◆ Exercise description ◆
What lines of the data hold the string "name"? Pull each one out.

(Figure collection entries)
▬▬▬▬▬▬
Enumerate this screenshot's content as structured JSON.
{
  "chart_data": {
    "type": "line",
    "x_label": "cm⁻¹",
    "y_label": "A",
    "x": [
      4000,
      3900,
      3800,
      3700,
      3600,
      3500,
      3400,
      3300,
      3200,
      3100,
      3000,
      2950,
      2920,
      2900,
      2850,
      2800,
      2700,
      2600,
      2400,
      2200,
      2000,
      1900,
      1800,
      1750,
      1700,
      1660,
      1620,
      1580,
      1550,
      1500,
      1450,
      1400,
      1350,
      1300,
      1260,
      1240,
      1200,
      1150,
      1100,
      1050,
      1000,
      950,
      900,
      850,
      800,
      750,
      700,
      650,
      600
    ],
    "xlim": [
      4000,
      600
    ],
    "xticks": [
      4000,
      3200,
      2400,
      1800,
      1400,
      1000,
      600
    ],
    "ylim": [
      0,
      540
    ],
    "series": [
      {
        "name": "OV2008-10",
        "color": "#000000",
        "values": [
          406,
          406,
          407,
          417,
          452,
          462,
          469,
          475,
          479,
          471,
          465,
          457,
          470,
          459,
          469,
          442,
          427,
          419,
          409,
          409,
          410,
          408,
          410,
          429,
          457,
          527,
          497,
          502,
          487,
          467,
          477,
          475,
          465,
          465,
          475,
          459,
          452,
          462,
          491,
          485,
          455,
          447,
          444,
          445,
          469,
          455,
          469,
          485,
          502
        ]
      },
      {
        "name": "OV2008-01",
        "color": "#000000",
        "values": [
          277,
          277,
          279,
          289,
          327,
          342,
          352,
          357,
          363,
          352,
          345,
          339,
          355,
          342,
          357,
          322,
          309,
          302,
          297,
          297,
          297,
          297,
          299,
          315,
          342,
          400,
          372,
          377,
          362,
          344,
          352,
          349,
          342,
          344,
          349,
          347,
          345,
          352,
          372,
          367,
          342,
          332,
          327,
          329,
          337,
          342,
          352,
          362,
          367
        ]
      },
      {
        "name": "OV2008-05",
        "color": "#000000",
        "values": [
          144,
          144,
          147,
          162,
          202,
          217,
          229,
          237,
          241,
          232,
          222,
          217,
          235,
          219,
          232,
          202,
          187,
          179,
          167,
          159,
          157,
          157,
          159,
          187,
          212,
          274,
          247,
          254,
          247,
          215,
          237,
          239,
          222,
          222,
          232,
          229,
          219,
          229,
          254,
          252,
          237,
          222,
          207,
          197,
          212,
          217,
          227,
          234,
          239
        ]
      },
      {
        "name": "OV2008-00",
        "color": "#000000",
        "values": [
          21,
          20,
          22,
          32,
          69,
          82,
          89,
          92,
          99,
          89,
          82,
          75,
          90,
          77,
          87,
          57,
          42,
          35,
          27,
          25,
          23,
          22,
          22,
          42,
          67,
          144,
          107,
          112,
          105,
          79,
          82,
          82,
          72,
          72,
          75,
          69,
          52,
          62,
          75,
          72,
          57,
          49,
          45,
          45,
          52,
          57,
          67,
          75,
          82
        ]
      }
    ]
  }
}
▬▬▬▬▬▬
◆ Exercise result ◆
        "name": "OV2008-10",
        "name": "OV2008-01",
        "name": "OV2008-05",
        "name": "OV2008-00",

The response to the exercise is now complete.